● YOUR TASK
Retype the material word for word, from its first line through the line containing "arrow-layer xyxy=(76,228,582,586)", including both of those lines.

* * *

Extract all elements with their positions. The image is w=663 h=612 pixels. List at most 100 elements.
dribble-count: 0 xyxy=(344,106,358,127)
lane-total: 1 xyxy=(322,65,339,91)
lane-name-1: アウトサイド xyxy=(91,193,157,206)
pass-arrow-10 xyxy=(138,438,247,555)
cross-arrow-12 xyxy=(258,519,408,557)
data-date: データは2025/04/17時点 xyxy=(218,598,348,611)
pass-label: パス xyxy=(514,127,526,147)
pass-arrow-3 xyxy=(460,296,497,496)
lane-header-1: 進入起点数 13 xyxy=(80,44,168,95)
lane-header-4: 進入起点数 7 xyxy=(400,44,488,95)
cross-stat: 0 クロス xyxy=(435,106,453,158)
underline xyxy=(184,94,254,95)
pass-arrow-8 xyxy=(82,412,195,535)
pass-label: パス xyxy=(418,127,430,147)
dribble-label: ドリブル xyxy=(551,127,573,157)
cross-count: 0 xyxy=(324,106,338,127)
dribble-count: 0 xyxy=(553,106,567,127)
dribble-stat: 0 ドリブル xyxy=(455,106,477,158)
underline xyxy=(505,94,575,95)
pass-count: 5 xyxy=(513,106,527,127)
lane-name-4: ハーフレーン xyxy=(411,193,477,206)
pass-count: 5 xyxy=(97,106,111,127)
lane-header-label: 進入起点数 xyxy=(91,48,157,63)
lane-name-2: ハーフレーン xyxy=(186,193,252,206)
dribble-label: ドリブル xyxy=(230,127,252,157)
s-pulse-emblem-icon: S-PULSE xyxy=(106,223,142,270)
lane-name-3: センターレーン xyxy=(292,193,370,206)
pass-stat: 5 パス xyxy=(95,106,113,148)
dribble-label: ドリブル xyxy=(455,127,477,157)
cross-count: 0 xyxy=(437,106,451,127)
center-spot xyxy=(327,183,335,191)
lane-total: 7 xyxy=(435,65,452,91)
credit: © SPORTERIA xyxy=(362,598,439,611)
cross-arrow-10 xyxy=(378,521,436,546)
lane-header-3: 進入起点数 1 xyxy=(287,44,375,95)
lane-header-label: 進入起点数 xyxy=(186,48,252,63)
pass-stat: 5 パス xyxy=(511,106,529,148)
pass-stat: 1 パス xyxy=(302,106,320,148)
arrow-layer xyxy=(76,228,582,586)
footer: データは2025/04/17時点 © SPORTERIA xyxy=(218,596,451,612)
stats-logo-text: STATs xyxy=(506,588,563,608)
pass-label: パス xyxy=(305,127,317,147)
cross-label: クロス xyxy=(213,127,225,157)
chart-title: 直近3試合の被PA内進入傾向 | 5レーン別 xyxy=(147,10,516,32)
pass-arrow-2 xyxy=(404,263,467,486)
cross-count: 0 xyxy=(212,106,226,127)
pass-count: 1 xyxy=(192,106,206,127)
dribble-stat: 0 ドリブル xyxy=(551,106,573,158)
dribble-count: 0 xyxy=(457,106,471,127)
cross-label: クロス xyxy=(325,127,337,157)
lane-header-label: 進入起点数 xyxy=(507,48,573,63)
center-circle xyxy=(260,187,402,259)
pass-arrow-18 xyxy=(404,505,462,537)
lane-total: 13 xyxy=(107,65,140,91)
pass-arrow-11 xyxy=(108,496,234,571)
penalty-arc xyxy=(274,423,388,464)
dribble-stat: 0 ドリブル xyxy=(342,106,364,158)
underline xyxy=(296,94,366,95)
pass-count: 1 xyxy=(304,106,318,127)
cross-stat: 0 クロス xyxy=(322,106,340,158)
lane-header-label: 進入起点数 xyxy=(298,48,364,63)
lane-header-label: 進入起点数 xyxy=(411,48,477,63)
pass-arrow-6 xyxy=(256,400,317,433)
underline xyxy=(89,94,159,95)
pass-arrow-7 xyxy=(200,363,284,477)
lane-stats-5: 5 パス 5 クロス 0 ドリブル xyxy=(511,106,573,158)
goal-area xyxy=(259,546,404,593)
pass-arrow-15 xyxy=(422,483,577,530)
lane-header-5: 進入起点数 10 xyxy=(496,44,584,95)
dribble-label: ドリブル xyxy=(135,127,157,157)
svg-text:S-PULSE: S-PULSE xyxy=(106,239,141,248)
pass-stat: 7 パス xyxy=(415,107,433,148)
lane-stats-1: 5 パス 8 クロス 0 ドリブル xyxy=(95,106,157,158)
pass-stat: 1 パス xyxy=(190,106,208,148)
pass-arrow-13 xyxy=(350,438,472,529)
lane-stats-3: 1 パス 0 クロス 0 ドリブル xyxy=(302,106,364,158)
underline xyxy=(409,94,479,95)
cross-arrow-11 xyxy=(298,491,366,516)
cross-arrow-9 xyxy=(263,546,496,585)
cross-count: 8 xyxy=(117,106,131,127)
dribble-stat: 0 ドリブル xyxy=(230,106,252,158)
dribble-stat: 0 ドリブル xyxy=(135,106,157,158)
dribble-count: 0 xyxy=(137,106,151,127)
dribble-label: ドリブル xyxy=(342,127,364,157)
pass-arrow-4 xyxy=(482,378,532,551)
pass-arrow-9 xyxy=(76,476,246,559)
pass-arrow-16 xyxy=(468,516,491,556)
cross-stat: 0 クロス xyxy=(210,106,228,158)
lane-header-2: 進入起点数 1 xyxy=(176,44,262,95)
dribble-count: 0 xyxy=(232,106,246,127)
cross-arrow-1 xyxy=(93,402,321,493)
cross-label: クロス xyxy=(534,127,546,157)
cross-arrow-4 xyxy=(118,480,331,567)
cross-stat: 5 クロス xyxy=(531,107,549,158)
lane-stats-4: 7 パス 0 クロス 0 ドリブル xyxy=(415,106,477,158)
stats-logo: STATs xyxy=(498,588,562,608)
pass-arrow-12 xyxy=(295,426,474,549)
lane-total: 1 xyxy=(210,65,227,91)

* * *

● TASK SOLUTION
Extract all elements with their positions. The image is w=663 h=612 pixels. List at most 100 elements.
dribble-count: 0 xyxy=(344,106,358,127)
lane-total: 1 xyxy=(322,65,339,91)
lane-name-1: アウトサイド xyxy=(91,193,157,206)
pass-arrow-10 xyxy=(138,438,247,555)
cross-arrow-12 xyxy=(258,519,408,557)
data-date: データは2025/04/17時点 xyxy=(218,598,348,611)
pass-label: パス xyxy=(514,127,526,147)
pass-arrow-3 xyxy=(460,296,497,496)
lane-header-1: 進入起点数 13 xyxy=(80,44,168,95)
lane-header-4: 進入起点数 7 xyxy=(400,44,488,95)
cross-stat: 0 クロス xyxy=(435,106,453,158)
underline xyxy=(184,94,254,95)
pass-arrow-8 xyxy=(82,412,195,535)
pass-label: パス xyxy=(418,127,430,147)
dribble-label: ドリブル xyxy=(551,127,573,157)
cross-count: 0 xyxy=(324,106,338,127)
dribble-count: 0 xyxy=(553,106,567,127)
dribble-stat: 0 ドリブル xyxy=(455,106,477,158)
underline xyxy=(505,94,575,95)
pass-count: 5 xyxy=(513,106,527,127)
lane-name-4: ハーフレーン xyxy=(411,193,477,206)
pass-count: 5 xyxy=(97,106,111,127)
lane-header-label: 進入起点数 xyxy=(91,48,157,63)
lane-name-2: ハーフレーン xyxy=(186,193,252,206)
dribble-label: ドリブル xyxy=(230,127,252,157)
s-pulse-emblem-icon: S-PULSE xyxy=(106,223,142,270)
lane-name-3: センターレーン xyxy=(292,193,370,206)
pass-stat: 5 パス xyxy=(95,106,113,148)
dribble-label: ドリブル xyxy=(455,127,477,157)
cross-count: 0 xyxy=(437,106,451,127)
center-spot xyxy=(327,183,335,191)
lane-total: 7 xyxy=(435,65,452,91)
credit: © SPORTERIA xyxy=(362,598,439,611)
cross-arrow-10 xyxy=(378,521,436,546)
lane-header-3: 進入起点数 1 xyxy=(287,44,375,95)
lane-header-label: 進入起点数 xyxy=(186,48,252,63)
pass-stat: 5 パス xyxy=(511,106,529,148)
pass-stat: 1 パス xyxy=(302,106,320,148)
arrow-layer xyxy=(76,228,582,586)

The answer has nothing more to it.